Tally the lines holding "各线城市新房价格环比走势" and state only that figure.

Available records =

::::::

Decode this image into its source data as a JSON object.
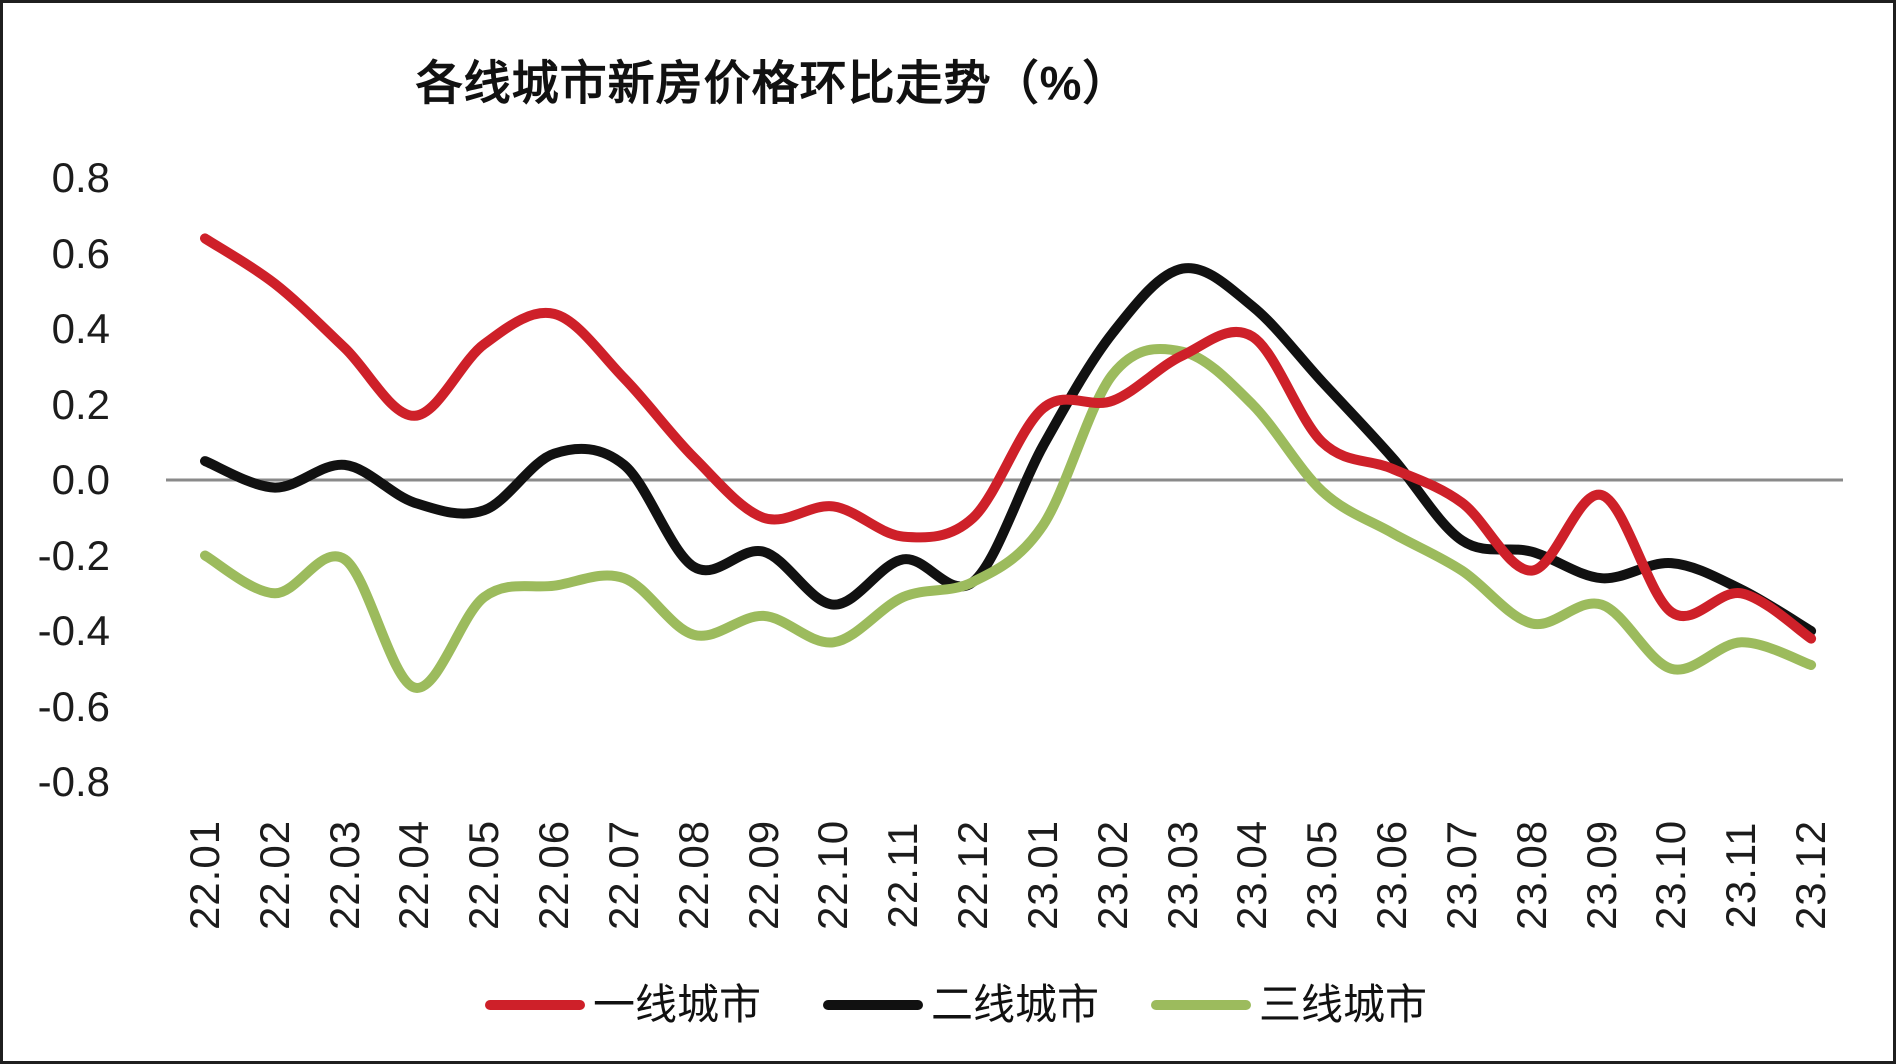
{
  "title": "各线城市新房价格环比走势（%）",
  "colors": {
    "tier1": "#ce2029",
    "tier2": "#111111",
    "tier3": "#9cbb5d",
    "zero_line": "#8a8a8a",
    "text": "#1c1c1c"
  },
  "legend": {
    "items": [
      {
        "label": "一线城市",
        "color": "#ce2029"
      },
      {
        "label": "二线城市",
        "color": "#111111"
      },
      {
        "label": "三线城市",
        "color": "#9cbb5d"
      }
    ]
  },
  "chart_data": {
    "type": "line",
    "title": "各线城市新房价格环比走势（%）",
    "smooth": true,
    "grid": false,
    "legend_position": "bottom",
    "xlabel": "",
    "ylabel": "",
    "ylim": [
      -0.8,
      0.8
    ],
    "y_ticks": [
      "0.8",
      "0.6",
      "0.4",
      "0.2",
      "0.0",
      "-0.2",
      "-0.4",
      "-0.6",
      "-0.8"
    ],
    "y_tick_values": [
      0.8,
      0.6,
      0.4,
      0.2,
      0.0,
      -0.2,
      -0.4,
      -0.6,
      -0.8
    ],
    "categories": [
      "22.01",
      "22.02",
      "22.03",
      "22.04",
      "22.05",
      "22.06",
      "22.07",
      "22.08",
      "22.09",
      "22.10",
      "22.11",
      "22.12",
      "23.01",
      "23.02",
      "23.03",
      "23.04",
      "23.05",
      "23.06",
      "23.07",
      "23.08",
      "23.09",
      "23.10",
      "23.11",
      "23.12"
    ],
    "series": [
      {
        "name": "一线城市",
        "color": "#ce2029",
        "values": [
          0.64,
          0.52,
          0.35,
          0.17,
          0.36,
          0.44,
          0.27,
          0.06,
          -0.1,
          -0.07,
          -0.15,
          -0.1,
          0.19,
          0.21,
          0.33,
          0.38,
          0.1,
          0.03,
          -0.06,
          -0.24,
          -0.04,
          -0.35,
          -0.3,
          -0.42
        ]
      },
      {
        "name": "二线城市",
        "color": "#111111",
        "values": [
          0.05,
          -0.02,
          0.04,
          -0.06,
          -0.08,
          0.07,
          0.04,
          -0.23,
          -0.19,
          -0.33,
          -0.21,
          -0.27,
          0.09,
          0.39,
          0.56,
          0.46,
          0.26,
          0.06,
          -0.16,
          -0.19,
          -0.26,
          -0.22,
          -0.29,
          -0.4
        ]
      },
      {
        "name": "三线城市",
        "color": "#9cbb5d",
        "values": [
          -0.2,
          -0.3,
          -0.21,
          -0.55,
          -0.31,
          -0.28,
          -0.26,
          -0.41,
          -0.36,
          -0.43,
          -0.31,
          -0.27,
          -0.12,
          0.28,
          0.34,
          0.2,
          -0.03,
          -0.14,
          -0.24,
          -0.38,
          -0.33,
          -0.5,
          -0.43,
          -0.49
        ]
      }
    ]
  }
}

::::::

Exercise answer =
2